Sui fiumi di Babilonia,
Là ci fermammo e piangemmo
Ricordando Sion.
Ai salici che si trovavano in quel paese
Appendemmo le nostre cetre;
Poichè coloro che ci avevano condotto in cattività

Ci chiedevano di cantare,
E coloro che ci avevano dileggiato,
Ci chiedevano canti di gioia:
“Cantateci qualcosa dei canti di Sion”
Come potevamo noi cantare l’inno del Signore
In terra straniera?

Salmo 137

 

 

Sorprendentemente la personalità di Salomone Rossi non è stata fino ad oggi  oggetto di studi sistematici, di progetti discografici specifici, nè, tantomeno, si è dato spazio nei Festivals e nei programmi di concerto ad una produzione musicale che per qualità e varietà avrebbe dovuto attirare la curiosità di molti.

▶ Dati raccolti:

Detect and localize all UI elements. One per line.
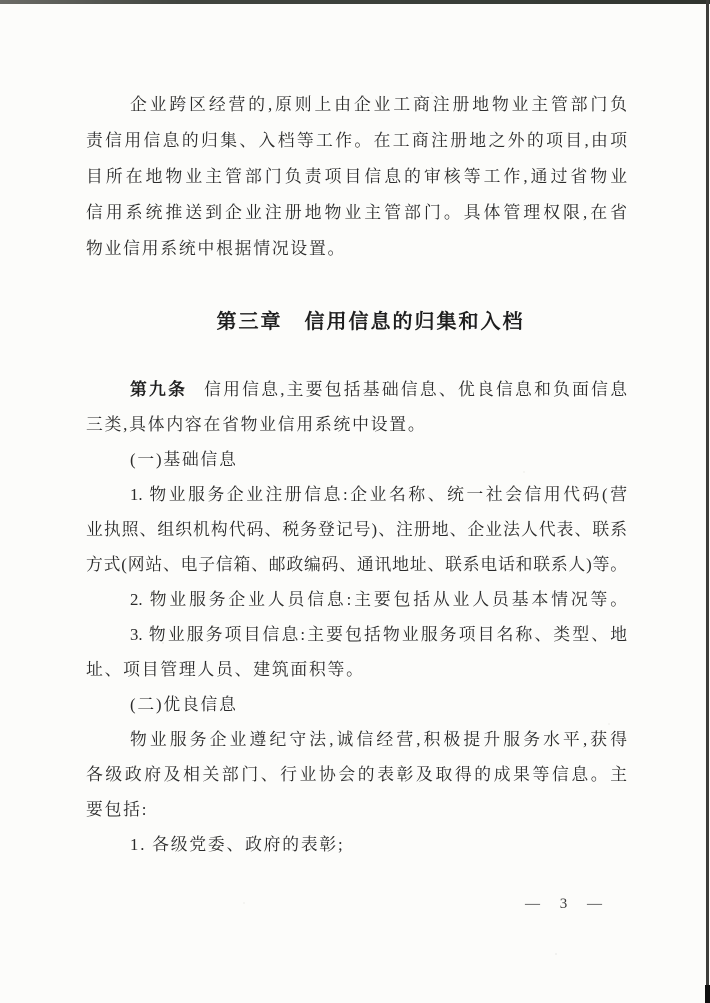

▶ Compiti dell'esercizio:
1 > Secondo l'estratto, perché coloro che parlano nel salmo appesero le cetre ai salici? Rispondi in una-tre frasi.
2 > Elenca tutti gli ambiti in cui, secondo l'estratto, Salomone Rossi e la sua produzione musicale non hanno trovato spazio.
Il materiale raccolto è separato dall'estratto.

▶ Soluzioni dell'esercizio:
1 > Le appesero perché coloro che li avevano condotti in cattività chiedevano loro di cantare. Anche quelli che li avevano dileggiati chiedevano canti di gioia: "Cantateci qualcosa dei canti di Sion". Ma loro non potevano cantare l'inno del Signore in terra straniera.

2 >
- Studi sistematici
- Progetti discografici specifici
- Festivals
- Programmi di concerto